__To do__
Duplicate the rows word for word, everything from the line containing "Give me the" down to the line containing "legend-pixel: [206, 749, 236, 765]", with both of those lines included.

__Data excerpts__
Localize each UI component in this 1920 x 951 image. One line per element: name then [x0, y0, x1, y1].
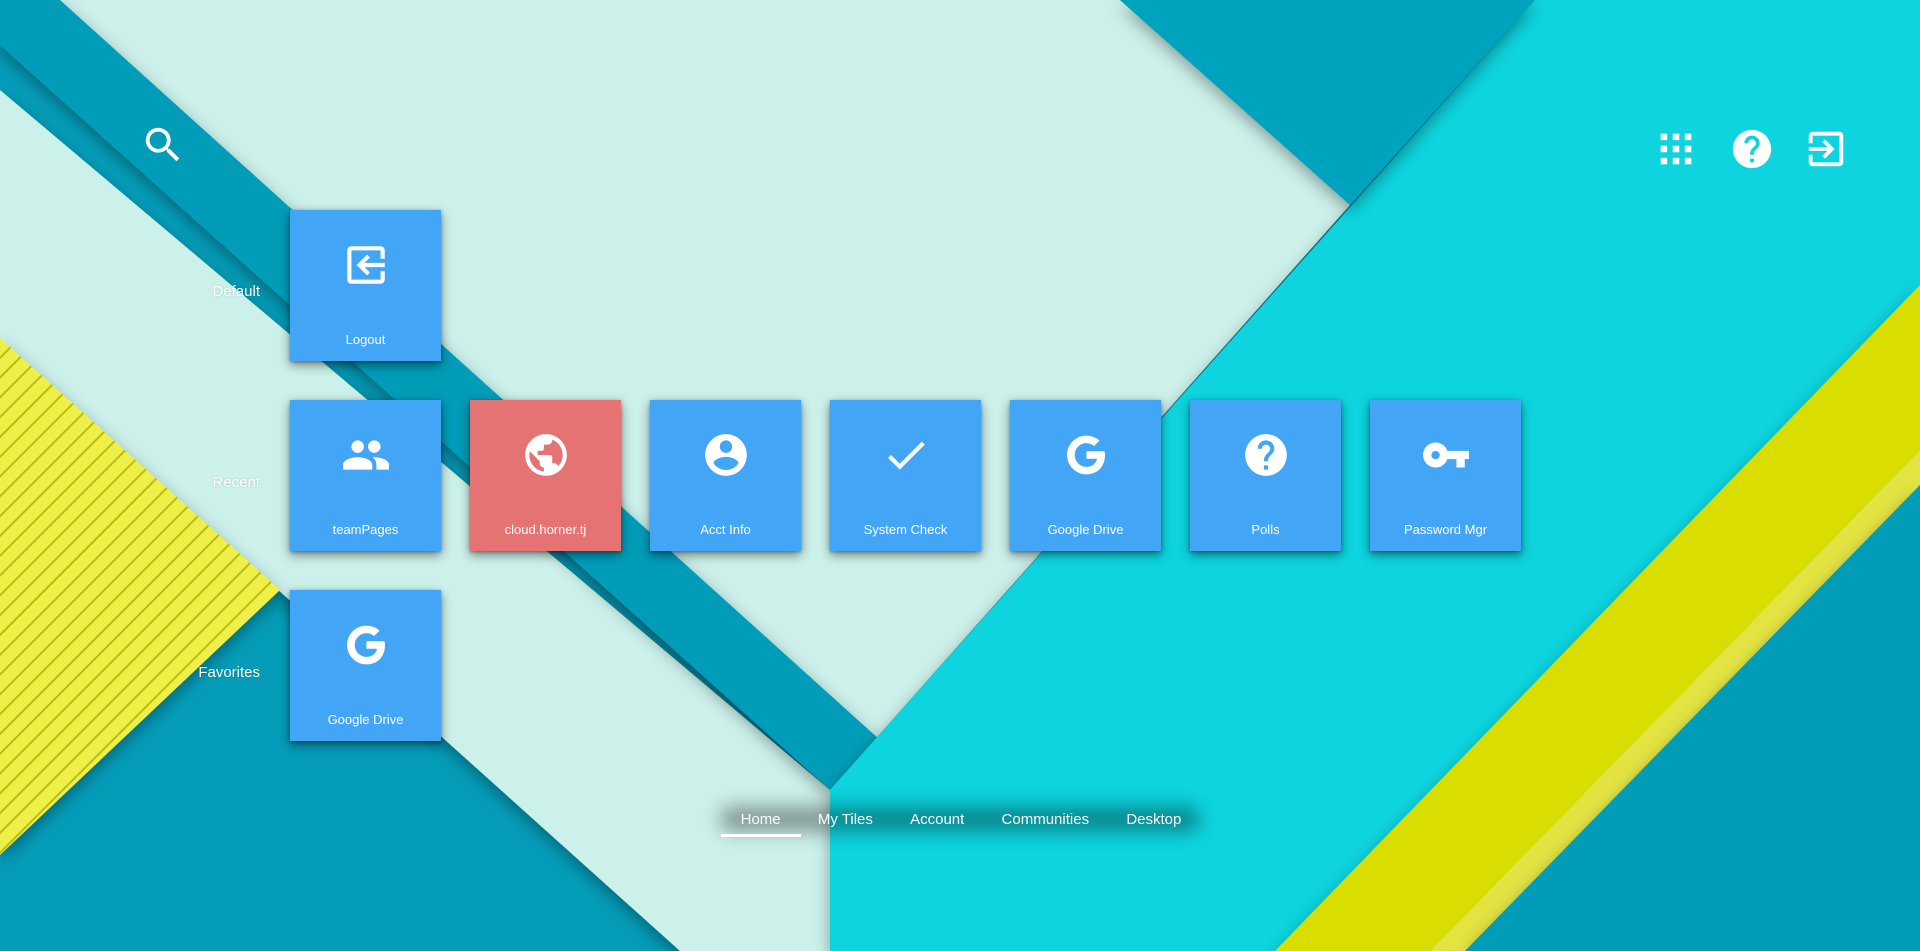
* * *
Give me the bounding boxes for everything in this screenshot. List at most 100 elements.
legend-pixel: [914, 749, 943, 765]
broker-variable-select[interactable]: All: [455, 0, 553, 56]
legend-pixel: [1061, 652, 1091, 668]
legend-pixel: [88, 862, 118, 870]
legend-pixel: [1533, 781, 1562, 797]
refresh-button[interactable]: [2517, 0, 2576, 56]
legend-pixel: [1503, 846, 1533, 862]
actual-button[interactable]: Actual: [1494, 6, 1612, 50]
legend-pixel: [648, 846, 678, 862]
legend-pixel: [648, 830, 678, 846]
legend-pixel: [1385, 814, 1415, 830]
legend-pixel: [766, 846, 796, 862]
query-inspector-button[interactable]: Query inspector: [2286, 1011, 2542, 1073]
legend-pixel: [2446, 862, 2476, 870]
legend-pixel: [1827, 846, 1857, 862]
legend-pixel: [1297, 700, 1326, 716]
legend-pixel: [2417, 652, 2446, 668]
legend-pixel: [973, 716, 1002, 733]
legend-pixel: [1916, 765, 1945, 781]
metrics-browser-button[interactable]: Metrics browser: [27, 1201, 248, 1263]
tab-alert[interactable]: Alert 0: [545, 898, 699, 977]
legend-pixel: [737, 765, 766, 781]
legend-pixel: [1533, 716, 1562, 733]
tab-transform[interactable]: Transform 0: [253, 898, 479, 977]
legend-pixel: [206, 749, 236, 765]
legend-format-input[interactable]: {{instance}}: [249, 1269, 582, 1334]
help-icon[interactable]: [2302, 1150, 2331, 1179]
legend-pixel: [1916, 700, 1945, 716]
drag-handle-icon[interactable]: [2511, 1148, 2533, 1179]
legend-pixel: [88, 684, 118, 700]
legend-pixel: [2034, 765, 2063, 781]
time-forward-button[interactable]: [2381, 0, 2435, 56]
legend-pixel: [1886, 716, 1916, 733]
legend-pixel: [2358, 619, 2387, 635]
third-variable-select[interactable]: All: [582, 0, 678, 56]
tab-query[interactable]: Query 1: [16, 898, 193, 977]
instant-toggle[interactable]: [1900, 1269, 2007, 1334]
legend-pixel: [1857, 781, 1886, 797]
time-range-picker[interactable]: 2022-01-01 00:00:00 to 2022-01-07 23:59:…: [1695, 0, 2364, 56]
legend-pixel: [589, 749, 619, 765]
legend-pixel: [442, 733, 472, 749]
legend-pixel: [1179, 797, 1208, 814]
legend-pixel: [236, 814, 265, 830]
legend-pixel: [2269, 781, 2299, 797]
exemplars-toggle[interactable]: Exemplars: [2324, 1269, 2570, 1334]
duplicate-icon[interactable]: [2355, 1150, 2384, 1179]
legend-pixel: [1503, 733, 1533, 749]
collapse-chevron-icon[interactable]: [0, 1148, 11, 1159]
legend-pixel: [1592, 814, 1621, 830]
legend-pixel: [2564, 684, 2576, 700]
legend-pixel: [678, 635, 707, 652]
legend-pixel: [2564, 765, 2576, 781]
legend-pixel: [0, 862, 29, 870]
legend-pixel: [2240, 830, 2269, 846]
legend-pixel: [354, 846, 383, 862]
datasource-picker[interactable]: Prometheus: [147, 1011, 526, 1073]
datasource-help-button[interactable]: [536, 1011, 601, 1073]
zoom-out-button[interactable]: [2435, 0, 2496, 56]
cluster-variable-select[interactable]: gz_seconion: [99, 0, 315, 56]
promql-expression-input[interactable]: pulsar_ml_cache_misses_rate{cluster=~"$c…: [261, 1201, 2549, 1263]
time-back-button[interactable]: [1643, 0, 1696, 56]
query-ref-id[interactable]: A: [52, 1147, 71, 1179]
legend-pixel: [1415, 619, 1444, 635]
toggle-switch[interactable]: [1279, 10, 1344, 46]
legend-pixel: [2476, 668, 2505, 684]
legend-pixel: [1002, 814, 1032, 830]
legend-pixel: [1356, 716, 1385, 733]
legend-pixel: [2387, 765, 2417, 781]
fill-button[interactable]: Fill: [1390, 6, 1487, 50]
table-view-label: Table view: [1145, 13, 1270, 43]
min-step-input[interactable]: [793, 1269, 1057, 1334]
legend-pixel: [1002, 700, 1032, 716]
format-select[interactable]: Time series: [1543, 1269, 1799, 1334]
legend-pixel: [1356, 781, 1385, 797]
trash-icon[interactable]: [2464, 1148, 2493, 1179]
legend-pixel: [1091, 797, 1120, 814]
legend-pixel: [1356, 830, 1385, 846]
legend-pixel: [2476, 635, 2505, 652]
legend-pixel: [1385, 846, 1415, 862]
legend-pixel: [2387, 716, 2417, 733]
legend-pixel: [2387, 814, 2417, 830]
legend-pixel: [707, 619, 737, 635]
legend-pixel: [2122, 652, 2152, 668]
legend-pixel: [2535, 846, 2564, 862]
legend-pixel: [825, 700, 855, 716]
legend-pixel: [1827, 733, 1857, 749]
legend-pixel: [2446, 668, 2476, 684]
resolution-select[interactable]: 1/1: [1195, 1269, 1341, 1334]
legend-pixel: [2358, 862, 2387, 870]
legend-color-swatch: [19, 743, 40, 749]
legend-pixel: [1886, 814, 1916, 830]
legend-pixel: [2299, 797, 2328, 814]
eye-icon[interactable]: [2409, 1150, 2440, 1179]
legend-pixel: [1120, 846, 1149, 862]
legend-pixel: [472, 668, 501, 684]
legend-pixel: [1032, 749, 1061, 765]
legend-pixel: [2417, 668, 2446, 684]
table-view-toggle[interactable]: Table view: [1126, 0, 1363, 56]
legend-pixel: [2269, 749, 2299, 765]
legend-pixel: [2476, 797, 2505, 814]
...
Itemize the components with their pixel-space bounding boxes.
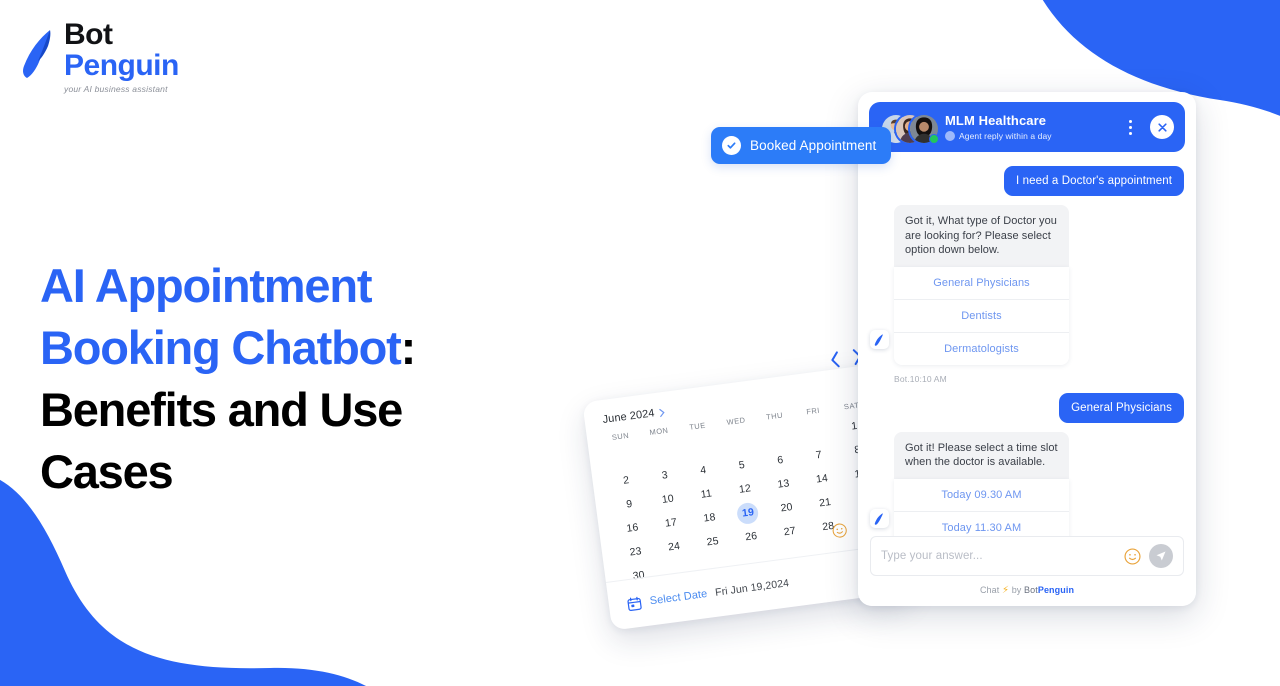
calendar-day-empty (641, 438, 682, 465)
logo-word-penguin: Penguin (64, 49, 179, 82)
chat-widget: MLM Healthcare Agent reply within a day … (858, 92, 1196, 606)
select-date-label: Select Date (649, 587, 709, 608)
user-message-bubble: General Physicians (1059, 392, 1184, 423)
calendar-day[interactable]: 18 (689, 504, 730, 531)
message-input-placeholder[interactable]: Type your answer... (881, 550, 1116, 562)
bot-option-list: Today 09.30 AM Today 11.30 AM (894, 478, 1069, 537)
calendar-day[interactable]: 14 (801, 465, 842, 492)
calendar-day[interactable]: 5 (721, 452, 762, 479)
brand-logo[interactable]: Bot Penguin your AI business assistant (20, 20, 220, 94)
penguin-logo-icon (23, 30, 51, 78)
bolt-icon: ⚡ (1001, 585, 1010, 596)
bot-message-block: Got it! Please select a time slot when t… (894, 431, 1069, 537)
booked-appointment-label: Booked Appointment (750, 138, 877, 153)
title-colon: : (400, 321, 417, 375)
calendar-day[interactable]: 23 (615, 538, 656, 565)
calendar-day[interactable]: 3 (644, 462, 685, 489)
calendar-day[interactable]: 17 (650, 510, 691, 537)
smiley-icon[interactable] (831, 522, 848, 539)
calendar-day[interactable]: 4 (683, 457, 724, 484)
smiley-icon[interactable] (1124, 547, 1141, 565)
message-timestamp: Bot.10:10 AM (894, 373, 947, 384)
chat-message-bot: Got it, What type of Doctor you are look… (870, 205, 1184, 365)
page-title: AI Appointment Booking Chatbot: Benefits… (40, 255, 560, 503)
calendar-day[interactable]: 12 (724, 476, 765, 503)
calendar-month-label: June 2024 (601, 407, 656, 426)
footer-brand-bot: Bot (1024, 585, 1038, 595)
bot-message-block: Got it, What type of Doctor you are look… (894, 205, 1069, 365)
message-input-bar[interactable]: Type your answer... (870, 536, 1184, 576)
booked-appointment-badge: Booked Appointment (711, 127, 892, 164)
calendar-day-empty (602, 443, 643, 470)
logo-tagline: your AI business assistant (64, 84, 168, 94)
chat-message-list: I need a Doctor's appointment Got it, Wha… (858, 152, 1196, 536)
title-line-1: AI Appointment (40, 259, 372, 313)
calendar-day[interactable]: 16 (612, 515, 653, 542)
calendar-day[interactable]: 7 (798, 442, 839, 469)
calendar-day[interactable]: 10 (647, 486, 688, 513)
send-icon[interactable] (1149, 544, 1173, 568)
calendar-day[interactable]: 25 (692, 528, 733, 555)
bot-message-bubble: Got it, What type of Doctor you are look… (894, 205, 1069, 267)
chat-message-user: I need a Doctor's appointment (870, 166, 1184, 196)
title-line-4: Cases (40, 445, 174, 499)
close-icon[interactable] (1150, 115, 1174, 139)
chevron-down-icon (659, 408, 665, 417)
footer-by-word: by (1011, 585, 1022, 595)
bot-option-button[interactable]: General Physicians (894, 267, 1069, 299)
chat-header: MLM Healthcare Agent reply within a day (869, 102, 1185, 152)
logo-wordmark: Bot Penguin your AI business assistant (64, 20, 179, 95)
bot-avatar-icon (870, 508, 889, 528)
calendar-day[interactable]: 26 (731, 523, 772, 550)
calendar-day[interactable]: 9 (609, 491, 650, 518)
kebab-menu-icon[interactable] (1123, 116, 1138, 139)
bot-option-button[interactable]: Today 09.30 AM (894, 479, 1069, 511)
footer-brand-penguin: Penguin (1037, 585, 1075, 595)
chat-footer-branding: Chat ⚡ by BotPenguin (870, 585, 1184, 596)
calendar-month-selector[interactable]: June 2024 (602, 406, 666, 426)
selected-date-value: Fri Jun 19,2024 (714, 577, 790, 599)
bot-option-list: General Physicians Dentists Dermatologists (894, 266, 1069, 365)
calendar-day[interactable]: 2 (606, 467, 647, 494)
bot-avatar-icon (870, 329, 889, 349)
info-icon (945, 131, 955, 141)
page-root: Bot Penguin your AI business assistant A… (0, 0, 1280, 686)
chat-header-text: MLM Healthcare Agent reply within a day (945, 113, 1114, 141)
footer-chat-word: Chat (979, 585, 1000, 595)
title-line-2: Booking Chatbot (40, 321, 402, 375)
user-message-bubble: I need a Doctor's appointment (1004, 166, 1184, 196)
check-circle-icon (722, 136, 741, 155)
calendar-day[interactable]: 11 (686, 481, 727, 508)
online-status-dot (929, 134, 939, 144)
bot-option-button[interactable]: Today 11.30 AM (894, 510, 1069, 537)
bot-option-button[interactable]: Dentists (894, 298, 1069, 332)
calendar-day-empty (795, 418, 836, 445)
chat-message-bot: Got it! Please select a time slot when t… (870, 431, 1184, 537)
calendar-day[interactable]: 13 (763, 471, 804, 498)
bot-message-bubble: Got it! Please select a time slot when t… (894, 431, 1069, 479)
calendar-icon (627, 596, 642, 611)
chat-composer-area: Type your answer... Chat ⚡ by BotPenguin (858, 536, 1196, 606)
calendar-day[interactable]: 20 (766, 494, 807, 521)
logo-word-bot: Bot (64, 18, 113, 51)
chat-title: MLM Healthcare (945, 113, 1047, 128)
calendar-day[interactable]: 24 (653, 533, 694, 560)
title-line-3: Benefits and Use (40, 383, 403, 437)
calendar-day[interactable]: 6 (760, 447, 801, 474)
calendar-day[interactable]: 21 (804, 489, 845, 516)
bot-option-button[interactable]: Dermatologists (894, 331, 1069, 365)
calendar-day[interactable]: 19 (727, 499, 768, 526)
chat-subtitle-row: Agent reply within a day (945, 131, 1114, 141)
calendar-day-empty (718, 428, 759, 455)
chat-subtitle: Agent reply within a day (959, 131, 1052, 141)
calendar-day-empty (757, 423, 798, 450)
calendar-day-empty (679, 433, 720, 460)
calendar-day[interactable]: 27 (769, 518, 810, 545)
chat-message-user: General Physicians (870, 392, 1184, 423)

__Full solution__
Give me the bounding boxes for everything in this screenshot. List at most 100 elements.
legend-pixel: [914, 749, 943, 765]
broker-variable-select[interactable]: All: [455, 0, 553, 56]
legend-pixel: [1061, 652, 1091, 668]
legend-pixel: [88, 862, 118, 870]
legend-pixel: [1533, 781, 1562, 797]
refresh-button[interactable]: [2517, 0, 2576, 56]
legend-pixel: [1503, 846, 1533, 862]
actual-button[interactable]: Actual: [1494, 6, 1612, 50]
legend-pixel: [648, 846, 678, 862]
legend-pixel: [648, 830, 678, 846]
legend-pixel: [1385, 814, 1415, 830]
legend-pixel: [766, 846, 796, 862]
query-inspector-button[interactable]: Query inspector: [2286, 1011, 2542, 1073]
legend-pixel: [2446, 862, 2476, 870]
legend-pixel: [1827, 846, 1857, 862]
legend-pixel: [1297, 700, 1326, 716]
legend-pixel: [2417, 652, 2446, 668]
legend-pixel: [973, 716, 1002, 733]
legend-pixel: [1916, 765, 1945, 781]
metrics-browser-button[interactable]: Metrics browser: [27, 1201, 248, 1263]
tab-alert[interactable]: Alert 0: [545, 898, 699, 977]
legend-pixel: [737, 765, 766, 781]
legend-pixel: [1533, 716, 1562, 733]
tab-transform[interactable]: Transform 0: [253, 898, 479, 977]
legend-pixel: [206, 749, 236, 765]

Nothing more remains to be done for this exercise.